> PROVIDED RECORDS
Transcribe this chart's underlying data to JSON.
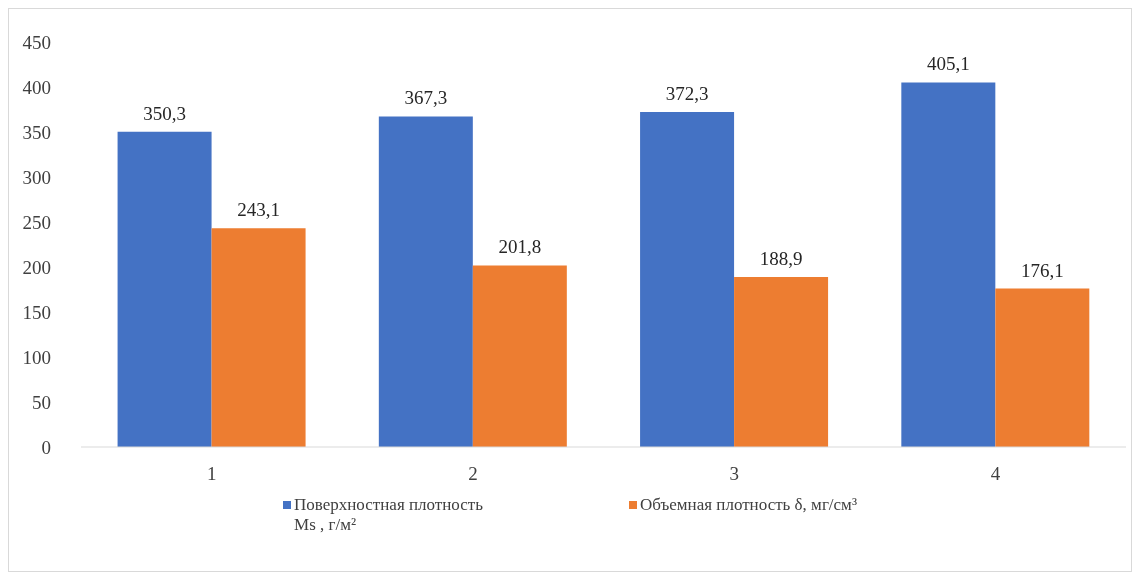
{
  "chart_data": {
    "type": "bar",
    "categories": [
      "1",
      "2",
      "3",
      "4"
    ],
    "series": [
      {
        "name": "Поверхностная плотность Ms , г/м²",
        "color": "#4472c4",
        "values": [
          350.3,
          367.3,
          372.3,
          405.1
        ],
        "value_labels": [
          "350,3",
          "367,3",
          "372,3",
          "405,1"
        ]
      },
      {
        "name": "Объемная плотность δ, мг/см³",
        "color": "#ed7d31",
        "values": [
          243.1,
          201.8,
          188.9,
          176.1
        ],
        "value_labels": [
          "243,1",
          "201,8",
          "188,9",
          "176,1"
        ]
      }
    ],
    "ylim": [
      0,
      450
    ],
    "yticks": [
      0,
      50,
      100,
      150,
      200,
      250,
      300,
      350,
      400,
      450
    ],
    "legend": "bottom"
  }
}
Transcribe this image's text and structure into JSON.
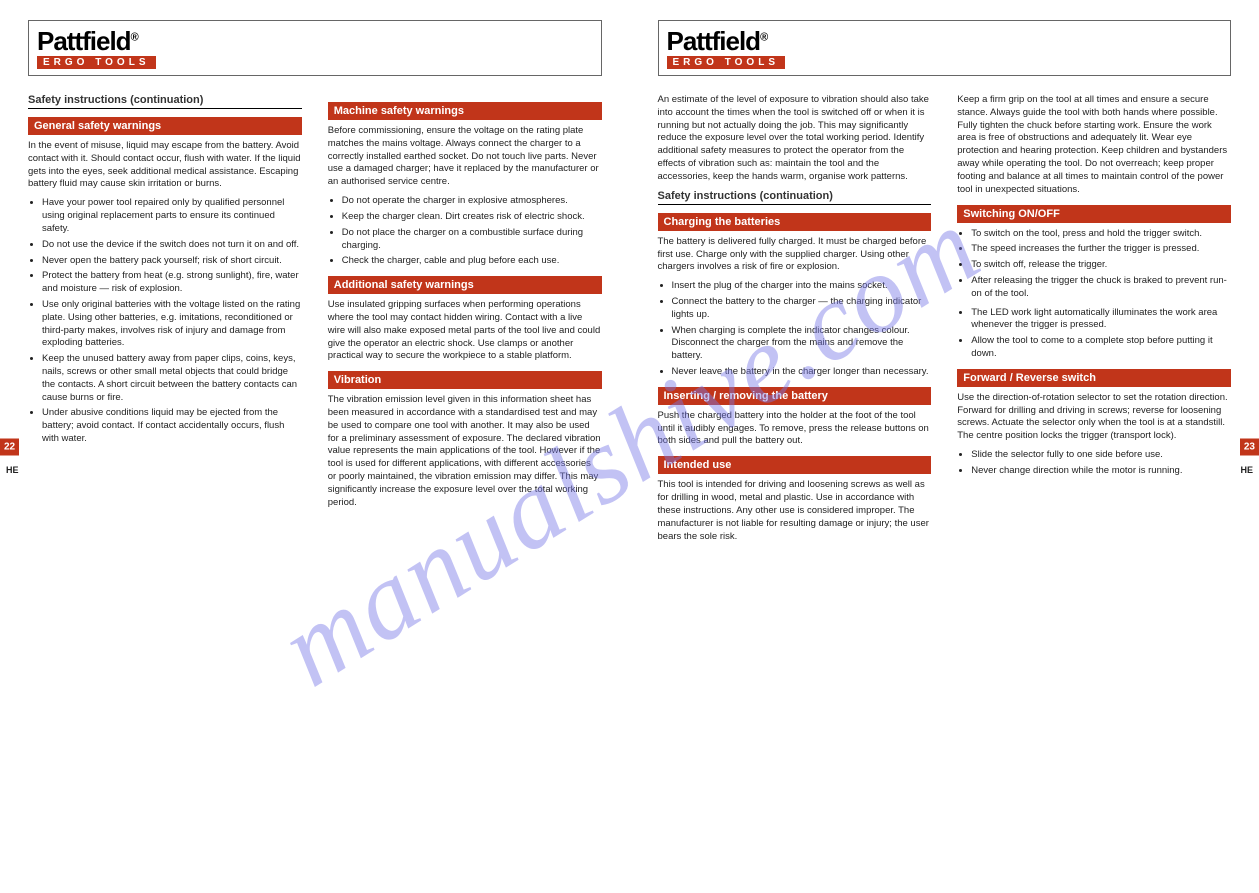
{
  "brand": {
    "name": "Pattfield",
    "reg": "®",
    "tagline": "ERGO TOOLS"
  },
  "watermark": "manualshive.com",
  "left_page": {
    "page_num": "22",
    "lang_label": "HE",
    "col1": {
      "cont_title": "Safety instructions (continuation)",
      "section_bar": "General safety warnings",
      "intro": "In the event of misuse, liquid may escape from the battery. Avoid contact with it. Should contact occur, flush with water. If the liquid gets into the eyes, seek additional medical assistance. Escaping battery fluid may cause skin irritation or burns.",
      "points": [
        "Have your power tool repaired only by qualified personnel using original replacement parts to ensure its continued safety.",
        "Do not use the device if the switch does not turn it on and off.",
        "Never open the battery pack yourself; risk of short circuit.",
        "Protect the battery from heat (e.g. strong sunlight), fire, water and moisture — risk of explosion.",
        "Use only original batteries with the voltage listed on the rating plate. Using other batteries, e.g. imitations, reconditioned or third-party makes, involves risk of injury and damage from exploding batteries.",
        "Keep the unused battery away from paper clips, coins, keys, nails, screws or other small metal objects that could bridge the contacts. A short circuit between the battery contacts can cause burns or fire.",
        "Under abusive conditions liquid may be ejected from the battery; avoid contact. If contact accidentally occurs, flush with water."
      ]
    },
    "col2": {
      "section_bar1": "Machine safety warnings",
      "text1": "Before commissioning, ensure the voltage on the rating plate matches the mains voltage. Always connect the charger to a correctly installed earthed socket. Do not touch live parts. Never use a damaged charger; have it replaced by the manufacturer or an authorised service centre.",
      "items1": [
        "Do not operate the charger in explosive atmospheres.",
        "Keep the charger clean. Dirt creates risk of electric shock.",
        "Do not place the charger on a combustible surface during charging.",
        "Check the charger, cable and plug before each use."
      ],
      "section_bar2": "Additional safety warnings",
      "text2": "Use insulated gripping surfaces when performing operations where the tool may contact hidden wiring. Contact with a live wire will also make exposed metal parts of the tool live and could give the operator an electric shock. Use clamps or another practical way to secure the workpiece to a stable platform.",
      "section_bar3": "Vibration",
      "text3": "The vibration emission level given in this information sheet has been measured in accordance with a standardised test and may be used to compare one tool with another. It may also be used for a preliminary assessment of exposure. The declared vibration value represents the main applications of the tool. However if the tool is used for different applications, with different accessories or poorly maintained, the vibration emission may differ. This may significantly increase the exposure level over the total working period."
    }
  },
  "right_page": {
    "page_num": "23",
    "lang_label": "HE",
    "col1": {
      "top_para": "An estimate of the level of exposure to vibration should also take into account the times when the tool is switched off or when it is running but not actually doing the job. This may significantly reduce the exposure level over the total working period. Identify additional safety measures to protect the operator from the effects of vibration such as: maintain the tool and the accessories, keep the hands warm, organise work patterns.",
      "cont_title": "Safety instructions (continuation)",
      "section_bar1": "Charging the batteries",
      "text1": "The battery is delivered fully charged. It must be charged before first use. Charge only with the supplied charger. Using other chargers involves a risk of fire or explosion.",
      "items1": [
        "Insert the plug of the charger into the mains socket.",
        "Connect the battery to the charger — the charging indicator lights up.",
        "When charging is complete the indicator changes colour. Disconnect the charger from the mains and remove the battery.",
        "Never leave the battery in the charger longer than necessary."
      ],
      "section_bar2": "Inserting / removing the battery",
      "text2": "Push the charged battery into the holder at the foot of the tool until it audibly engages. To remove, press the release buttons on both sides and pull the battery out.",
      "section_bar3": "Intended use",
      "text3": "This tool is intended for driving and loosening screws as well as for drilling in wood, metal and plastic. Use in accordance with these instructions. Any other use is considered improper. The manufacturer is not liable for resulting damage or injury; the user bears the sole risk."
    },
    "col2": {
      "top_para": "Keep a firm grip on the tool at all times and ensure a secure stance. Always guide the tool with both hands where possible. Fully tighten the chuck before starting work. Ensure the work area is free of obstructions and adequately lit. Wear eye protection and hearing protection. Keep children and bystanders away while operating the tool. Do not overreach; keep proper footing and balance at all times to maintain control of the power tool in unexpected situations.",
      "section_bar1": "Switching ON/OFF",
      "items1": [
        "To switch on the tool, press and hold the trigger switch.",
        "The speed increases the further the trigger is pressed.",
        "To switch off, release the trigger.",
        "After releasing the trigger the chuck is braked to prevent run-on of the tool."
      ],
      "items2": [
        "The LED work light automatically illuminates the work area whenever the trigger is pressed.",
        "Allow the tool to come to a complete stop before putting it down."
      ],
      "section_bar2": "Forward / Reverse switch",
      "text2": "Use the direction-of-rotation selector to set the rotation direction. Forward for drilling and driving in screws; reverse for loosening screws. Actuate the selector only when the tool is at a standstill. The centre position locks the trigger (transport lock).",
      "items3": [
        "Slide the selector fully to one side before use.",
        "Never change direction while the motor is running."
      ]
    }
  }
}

> THE PROBLEM
The records above must be transcribed exactly. Pictures are left out of the copy.

> ANSWER
Transcribe this chart's underlying data to JSON.
{
  "chart_data": {
    "type": "bar",
    "categories": [
      "1",
      "2",
      "3",
      "4"
    ],
    "series": [
      {
        "name": "Поверхностная плотность Ms , г/м²",
        "color": "#4472c4",
        "values": [
          350.3,
          367.3,
          372.3,
          405.1
        ],
        "value_labels": [
          "350,3",
          "367,3",
          "372,3",
          "405,1"
        ]
      },
      {
        "name": "Объемная плотность δ, мг/см³",
        "color": "#ed7d31",
        "values": [
          243.1,
          201.8,
          188.9,
          176.1
        ],
        "value_labels": [
          "243,1",
          "201,8",
          "188,9",
          "176,1"
        ]
      }
    ],
    "ylim": [
      0,
      450
    ],
    "yticks": [
      0,
      50,
      100,
      150,
      200,
      250,
      300,
      350,
      400,
      450
    ],
    "legend": "bottom"
  }
}
Transcribe this image's text and structure into JSON.
{
  "brand": {
    "name": "Pattfield",
    "reg": "®",
    "tagline": "ERGO TOOLS"
  },
  "watermark": "manualshive.com",
  "left_page": {
    "page_num": "22",
    "lang_label": "HE",
    "col1": {
      "cont_title": "Safety instructions (continuation)",
      "section_bar": "General safety warnings",
      "intro": "In the event of misuse, liquid may escape from the battery. Avoid contact with it. Should contact occur, flush with water. If the liquid gets into the eyes, seek additional medical assistance. Escaping battery fluid may cause skin irritation or burns.",
      "points": [
        "Have your power tool repaired only by qualified personnel using original replacement parts to ensure its continued safety.",
        "Do not use the device if the switch does not turn it on and off.",
        "Never open the battery pack yourself; risk of short circuit.",
        "Protect the battery from heat (e.g. strong sunlight), fire, water and moisture — risk of explosion.",
        "Use only original batteries with the voltage listed on the rating plate. Using other batteries, e.g. imitations, reconditioned or third-party makes, involves risk of injury and damage from exploding batteries.",
        "Keep the unused battery away from paper clips, coins, keys, nails, screws or other small metal objects that could bridge the contacts. A short circuit between the battery contacts can cause burns or fire.",
        "Under abusive conditions liquid may be ejected from the battery; avoid contact. If contact accidentally occurs, flush with water."
      ]
    },
    "col2": {
      "section_bar1": "Machine safety warnings",
      "text1": "Before commissioning, ensure the voltage on the rating plate matches the mains voltage. Always connect the charger to a correctly installed earthed socket. Do not touch live parts. Never use a damaged charger; have it replaced by the manufacturer or an authorised service centre.",
      "items1": [
        "Do not operate the charger in explosive atmospheres.",
        "Keep the charger clean. Dirt creates risk of electric shock.",
        "Do not place the charger on a combustible surface during charging.",
        "Check the charger, cable and plug before each use."
      ],
      "section_bar2": "Additional safety warnings",
      "text2": "Use insulated gripping surfaces when performing operations where the tool may contact hidden wiring. Contact with a live wire will also make exposed metal parts of the tool live and could give the operator an electric shock. Use clamps or another practical way to secure the workpiece to a stable platform.",
      "section_bar3": "Vibration",
      "text3": "The vibration emission level given in this information sheet has been measured in accordance with a standardised test and may be used to compare one tool with another. It may also be used for a preliminary assessment of exposure. The declared vibration value represents the main applications of the tool. However if the tool is used for different applications, with different accessories or poorly maintained, the vibration emission may differ. This may significantly increase the exposure level over the total working period."
    }
  },
  "right_page": {
    "page_num": "23",
    "lang_label": "HE",
    "col1": {
      "top_para": "An estimate of the level of exposure to vibration should also take into account the times when the tool is switched off or when it is running but not actually doing the job. This may significantly reduce the exposure level over the total working period. Identify additional safety measures to protect the operator from the effects of vibration such as: maintain the tool and the accessories, keep the hands warm, organise work patterns.",
      "cont_title": "Safety instructions (continuation)",
      "section_bar1": "Charging the batteries",
      "text1": "The battery is delivered fully charged. It must be charged before first use. Charge only with the supplied charger. Using other chargers involves a risk of fire or explosion.",
      "items1": [
        "Insert the plug of the charger into the mains socket.",
        "Connect the battery to the charger — the charging indicator lights up.",
        "When charging is complete the indicator changes colour. Disconnect the charger from the mains and remove the battery.",
        "Never leave the battery in the charger longer than necessary."
      ],
      "section_bar2": "Inserting / removing the battery",
      "text2": "Push the charged battery into the holder at the foot of the tool until it audibly engages. To remove, press the release buttons on both sides and pull the battery out.",
      "section_bar3": "Intended use",
      "text3": "This tool is intended for driving and loosening screws as well as for drilling in wood, metal and plastic. Use in accordance with these instructions. Any other use is considered improper. The manufacturer is not liable for resulting damage or injury; the user bears the sole risk."
    },
    "col2": {
      "top_para": "Keep a firm grip on the tool at all times and ensure a secure stance. Always guide the tool with both hands where possible. Fully tighten the chuck before starting work. Ensure the work area is free of obstructions and adequately lit. Wear eye protection and hearing protection. Keep children and bystanders away while operating the tool. Do not overreach; keep proper footing and balance at all times to maintain control of the power tool in unexpected situations.",
      "section_bar1": "Switching ON/OFF",
      "items1": [
        "To switch on the tool, press and hold the trigger switch.",
        "The speed increases the further the trigger is pressed.",
        "To switch off, release the trigger.",
        "After releasing the trigger the chuck is braked to prevent run-on of the tool."
      ],
      "items2": [
        "The LED work light automatically illuminates the work area whenever the trigger is pressed.",
        "Allow the tool to come to a complete stop before putting it down."
      ],
      "section_bar2": "Forward / Reverse switch",
      "text2": "Use the direction-of-rotation selector to set the rotation direction. Forward for drilling and driving in screws; reverse for loosening screws. Actuate the selector only when the tool is at a standstill. The centre position locks the trigger (transport lock).",
      "items3": [
        "Slide the selector fully to one side before use.",
        "Never change direction while the motor is running."
      ]
    }
  }
}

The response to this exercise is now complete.